[Data extracted from a collection]
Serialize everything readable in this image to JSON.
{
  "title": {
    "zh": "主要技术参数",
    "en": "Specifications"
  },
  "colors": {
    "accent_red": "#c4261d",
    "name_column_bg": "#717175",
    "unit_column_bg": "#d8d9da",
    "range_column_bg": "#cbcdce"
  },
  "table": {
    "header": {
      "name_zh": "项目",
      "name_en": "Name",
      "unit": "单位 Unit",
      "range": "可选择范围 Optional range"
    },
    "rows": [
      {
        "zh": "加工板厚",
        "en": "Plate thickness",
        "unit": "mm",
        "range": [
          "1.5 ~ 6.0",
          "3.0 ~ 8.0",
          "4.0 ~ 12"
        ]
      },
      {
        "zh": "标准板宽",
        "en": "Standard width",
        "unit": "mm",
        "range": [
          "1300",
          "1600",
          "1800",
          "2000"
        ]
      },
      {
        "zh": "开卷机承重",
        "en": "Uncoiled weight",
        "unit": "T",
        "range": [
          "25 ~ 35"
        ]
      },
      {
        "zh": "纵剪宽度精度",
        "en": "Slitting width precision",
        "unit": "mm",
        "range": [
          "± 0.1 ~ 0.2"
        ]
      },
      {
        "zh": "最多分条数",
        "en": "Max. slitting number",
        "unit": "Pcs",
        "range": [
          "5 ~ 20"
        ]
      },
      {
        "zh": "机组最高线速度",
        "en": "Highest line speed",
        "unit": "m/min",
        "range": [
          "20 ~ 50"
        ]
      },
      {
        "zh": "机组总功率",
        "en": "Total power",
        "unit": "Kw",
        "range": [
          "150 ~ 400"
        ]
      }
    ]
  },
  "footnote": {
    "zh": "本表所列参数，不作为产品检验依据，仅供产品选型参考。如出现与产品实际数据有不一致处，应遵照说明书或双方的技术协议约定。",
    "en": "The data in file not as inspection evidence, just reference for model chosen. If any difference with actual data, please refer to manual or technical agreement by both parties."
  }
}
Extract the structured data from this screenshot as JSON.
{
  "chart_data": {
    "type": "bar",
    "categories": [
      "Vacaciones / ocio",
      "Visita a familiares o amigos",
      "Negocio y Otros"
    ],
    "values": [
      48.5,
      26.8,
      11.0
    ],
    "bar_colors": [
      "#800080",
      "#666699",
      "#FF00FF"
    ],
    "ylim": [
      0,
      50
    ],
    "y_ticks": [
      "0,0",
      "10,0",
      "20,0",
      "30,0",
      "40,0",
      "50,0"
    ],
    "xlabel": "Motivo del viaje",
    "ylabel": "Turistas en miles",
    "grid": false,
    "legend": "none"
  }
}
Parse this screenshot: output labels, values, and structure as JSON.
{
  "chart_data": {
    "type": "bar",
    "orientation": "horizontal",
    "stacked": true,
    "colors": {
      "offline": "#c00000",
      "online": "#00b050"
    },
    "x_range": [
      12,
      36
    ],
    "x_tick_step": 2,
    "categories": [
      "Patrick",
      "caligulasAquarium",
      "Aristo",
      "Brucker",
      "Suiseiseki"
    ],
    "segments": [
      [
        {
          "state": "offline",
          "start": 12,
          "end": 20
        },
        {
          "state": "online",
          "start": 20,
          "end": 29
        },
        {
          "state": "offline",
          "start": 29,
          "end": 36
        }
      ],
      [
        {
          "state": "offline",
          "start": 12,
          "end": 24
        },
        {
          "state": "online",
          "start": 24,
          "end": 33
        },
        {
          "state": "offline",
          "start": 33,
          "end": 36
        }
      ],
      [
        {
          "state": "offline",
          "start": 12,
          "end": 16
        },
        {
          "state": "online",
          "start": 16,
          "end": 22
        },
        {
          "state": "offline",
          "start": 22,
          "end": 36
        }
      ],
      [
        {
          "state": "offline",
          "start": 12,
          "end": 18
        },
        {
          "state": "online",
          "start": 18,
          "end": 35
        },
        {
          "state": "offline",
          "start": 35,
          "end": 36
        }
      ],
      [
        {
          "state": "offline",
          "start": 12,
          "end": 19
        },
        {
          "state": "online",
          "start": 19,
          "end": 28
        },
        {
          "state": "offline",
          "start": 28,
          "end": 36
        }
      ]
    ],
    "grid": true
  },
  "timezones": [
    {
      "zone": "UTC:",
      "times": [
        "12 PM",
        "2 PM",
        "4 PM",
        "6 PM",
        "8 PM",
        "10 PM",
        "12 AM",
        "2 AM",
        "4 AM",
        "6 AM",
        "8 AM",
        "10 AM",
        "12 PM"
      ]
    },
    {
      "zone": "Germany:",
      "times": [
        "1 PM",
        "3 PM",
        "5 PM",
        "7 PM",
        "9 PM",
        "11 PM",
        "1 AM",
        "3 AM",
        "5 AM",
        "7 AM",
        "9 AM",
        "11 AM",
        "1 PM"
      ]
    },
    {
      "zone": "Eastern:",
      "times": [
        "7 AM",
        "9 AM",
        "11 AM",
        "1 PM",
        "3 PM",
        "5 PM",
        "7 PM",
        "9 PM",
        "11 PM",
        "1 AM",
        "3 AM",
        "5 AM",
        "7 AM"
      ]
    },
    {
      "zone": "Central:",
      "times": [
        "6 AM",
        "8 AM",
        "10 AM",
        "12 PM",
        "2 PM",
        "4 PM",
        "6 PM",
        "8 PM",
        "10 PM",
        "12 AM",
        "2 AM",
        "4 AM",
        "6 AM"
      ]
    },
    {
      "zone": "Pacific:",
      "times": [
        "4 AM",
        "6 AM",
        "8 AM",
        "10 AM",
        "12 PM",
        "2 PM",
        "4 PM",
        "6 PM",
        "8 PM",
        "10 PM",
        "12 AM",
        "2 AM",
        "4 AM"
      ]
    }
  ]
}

INSTRUCTIONS TO FOLLOW
Look through the lines above and collect those with the word "JSON".

ANSWER TO THE EXERCISE
Serialize everything readable in this image to JSON.
Extract the structured data from this screenshot as JSON.
Parse this screenshot: output labels, values, and structure as JSON.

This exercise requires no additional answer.